EXERCISE OBJECTIVE.
Using the material below, work out how many lines contain the word "name". Reply with the number and nothing more.

WORKING DATA.
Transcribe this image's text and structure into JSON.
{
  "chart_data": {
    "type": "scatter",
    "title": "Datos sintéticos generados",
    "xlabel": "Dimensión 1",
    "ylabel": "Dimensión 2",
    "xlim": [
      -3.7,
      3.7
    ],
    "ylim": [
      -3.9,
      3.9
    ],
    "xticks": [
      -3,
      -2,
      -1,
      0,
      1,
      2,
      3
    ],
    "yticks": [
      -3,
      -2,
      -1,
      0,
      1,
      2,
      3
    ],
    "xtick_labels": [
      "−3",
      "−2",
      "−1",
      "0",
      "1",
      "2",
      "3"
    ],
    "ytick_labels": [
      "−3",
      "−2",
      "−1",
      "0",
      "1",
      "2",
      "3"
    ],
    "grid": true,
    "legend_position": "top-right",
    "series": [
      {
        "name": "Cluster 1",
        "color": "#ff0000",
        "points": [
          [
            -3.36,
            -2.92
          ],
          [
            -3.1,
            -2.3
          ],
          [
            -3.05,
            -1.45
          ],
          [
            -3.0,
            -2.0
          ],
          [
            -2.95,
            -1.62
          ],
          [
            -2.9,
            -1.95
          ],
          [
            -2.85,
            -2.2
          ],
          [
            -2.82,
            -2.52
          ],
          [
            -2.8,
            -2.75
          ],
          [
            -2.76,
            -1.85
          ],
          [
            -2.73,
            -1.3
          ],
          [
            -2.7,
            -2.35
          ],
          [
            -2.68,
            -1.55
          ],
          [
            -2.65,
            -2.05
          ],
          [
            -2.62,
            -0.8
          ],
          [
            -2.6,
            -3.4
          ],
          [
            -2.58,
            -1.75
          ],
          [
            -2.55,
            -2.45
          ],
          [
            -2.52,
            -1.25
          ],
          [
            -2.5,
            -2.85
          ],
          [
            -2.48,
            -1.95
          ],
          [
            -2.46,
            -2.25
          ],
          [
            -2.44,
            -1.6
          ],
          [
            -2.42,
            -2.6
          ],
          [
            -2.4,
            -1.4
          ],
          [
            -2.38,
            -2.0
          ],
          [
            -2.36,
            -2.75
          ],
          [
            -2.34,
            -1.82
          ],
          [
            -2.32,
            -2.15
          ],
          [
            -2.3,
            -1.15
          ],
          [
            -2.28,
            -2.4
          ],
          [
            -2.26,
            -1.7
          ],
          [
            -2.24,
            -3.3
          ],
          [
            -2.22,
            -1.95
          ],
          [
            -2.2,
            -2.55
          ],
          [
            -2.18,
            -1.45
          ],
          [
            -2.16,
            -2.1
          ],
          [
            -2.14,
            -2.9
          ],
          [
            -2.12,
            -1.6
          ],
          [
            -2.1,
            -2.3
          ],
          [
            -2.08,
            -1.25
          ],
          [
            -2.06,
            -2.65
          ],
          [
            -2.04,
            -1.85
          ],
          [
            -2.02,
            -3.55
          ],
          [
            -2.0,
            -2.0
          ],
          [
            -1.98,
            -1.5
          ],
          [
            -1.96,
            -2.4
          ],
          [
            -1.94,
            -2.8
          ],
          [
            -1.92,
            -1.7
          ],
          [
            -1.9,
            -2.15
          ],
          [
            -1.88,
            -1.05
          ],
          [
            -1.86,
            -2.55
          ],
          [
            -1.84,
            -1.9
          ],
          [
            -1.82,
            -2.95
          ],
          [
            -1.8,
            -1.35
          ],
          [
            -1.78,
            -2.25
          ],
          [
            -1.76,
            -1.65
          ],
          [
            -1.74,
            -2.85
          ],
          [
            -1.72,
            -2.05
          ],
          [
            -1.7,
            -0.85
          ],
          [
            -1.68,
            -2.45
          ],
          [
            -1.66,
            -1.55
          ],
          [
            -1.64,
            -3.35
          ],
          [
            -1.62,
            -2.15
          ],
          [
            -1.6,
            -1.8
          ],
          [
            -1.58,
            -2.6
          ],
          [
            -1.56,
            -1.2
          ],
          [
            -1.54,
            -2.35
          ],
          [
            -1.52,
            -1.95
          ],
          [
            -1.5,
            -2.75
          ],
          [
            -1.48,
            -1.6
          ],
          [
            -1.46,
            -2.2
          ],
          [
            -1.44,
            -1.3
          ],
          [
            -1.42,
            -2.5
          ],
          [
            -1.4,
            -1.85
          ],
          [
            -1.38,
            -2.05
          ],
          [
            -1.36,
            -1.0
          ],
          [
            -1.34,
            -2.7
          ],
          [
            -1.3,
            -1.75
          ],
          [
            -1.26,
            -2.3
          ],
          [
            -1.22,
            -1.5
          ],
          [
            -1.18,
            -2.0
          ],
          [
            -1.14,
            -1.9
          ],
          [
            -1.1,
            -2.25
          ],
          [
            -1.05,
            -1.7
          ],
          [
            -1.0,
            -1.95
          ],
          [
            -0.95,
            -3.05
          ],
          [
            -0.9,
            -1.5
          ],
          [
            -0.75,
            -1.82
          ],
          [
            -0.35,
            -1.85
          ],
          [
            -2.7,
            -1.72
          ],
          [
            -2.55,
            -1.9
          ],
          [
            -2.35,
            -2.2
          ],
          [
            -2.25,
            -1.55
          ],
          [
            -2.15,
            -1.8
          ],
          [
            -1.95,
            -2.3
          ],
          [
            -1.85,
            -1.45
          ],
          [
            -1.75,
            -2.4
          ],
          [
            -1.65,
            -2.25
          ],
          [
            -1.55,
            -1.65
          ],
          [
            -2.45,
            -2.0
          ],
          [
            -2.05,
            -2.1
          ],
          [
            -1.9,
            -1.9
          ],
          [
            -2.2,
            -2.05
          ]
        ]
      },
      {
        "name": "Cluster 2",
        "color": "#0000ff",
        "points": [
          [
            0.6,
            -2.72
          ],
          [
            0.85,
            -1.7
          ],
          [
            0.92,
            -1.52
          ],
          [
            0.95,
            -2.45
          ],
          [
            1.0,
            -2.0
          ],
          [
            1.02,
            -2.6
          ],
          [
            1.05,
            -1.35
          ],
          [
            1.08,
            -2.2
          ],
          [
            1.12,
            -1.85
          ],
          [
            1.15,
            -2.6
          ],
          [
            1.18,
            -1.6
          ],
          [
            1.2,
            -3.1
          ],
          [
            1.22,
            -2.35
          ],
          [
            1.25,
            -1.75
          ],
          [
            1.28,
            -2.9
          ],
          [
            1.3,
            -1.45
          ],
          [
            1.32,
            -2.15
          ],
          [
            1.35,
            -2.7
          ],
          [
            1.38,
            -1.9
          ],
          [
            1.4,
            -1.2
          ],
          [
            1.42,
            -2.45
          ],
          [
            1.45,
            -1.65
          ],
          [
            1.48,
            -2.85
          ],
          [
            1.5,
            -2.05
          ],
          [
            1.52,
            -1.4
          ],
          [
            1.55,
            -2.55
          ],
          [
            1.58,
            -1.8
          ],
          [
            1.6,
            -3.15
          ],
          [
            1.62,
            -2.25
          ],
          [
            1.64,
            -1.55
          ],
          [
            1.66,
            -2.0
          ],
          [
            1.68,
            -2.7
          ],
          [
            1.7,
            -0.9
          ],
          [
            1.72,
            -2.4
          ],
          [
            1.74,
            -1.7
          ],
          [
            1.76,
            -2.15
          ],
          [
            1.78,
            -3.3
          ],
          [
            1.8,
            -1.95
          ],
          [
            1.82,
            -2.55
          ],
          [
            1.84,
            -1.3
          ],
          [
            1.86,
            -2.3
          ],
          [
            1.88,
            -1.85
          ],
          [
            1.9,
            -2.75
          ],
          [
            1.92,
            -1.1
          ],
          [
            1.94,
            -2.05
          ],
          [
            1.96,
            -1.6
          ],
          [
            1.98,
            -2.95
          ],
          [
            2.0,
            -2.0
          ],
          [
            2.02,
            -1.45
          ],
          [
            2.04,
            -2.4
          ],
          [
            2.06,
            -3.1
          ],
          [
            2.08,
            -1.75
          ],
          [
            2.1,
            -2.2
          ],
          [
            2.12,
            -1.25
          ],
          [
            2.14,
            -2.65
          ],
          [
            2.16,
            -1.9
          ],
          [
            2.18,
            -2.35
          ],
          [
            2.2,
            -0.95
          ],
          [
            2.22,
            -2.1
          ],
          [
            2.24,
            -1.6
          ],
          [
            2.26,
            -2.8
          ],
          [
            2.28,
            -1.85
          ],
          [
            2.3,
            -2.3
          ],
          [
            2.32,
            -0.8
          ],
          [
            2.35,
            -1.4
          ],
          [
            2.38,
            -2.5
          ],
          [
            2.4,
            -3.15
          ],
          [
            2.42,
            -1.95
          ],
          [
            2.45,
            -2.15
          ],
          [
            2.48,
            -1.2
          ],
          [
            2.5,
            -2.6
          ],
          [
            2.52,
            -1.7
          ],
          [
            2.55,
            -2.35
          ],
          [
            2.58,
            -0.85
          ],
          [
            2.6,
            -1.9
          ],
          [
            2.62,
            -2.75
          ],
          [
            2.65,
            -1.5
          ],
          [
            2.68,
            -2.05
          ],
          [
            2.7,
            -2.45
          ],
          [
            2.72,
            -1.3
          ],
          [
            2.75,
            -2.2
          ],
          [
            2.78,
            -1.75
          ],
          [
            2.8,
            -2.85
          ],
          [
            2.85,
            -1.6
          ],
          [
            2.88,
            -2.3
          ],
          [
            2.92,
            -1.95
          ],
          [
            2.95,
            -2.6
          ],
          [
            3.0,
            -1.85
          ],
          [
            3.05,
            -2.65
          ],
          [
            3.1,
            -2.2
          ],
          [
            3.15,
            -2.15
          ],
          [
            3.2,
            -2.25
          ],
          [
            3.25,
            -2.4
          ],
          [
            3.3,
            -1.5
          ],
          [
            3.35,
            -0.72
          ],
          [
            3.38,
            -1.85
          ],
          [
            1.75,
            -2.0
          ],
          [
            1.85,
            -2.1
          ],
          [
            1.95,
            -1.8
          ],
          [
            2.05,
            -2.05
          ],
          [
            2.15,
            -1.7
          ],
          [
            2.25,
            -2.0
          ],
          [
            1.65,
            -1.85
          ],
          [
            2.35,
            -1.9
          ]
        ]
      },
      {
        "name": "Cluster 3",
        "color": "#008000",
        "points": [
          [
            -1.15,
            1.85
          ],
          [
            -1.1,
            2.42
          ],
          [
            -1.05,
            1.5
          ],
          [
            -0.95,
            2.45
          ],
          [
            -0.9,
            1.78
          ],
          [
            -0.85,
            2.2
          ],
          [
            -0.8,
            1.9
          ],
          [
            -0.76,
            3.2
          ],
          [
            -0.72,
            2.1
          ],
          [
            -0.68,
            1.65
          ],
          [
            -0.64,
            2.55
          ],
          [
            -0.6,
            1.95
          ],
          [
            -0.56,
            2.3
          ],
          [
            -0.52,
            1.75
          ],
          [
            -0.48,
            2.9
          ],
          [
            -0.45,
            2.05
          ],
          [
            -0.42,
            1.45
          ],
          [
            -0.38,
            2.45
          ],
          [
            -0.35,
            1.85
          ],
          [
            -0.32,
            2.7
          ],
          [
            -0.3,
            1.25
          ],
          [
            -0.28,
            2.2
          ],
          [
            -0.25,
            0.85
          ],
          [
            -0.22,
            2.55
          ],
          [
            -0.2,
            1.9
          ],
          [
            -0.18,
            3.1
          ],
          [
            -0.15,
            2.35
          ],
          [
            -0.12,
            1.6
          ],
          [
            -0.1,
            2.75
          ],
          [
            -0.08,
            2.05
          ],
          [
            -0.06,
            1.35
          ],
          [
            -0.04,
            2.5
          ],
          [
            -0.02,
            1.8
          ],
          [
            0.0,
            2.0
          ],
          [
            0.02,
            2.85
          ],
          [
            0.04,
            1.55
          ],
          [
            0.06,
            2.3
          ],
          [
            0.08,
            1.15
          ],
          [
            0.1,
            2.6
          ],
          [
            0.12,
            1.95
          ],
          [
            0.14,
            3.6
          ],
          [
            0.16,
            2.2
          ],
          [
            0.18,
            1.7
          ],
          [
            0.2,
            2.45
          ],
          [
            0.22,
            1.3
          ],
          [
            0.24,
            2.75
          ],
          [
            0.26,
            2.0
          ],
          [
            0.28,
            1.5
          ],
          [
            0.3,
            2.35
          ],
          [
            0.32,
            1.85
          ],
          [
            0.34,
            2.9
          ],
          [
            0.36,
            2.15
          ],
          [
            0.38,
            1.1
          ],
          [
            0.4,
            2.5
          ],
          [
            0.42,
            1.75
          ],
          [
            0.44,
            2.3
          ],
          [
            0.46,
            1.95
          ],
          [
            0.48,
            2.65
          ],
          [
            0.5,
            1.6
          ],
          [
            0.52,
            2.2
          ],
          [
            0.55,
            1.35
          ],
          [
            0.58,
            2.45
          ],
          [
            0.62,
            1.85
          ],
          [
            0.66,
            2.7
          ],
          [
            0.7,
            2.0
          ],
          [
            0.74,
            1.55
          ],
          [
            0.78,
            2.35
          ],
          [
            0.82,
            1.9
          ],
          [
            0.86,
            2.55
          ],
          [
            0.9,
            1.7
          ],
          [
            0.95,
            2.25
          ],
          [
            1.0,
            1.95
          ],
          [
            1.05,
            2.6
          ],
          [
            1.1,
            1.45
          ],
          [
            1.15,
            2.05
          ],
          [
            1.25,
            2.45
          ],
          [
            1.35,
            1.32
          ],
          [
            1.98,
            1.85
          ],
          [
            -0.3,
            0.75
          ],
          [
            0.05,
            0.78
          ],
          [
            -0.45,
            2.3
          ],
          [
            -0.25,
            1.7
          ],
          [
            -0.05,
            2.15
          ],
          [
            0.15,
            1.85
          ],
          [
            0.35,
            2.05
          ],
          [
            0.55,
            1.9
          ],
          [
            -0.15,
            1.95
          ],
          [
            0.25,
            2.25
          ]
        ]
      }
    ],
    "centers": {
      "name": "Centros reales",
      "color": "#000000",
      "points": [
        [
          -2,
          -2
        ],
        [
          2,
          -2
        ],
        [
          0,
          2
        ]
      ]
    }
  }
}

EXERCISE SOLUTION.
4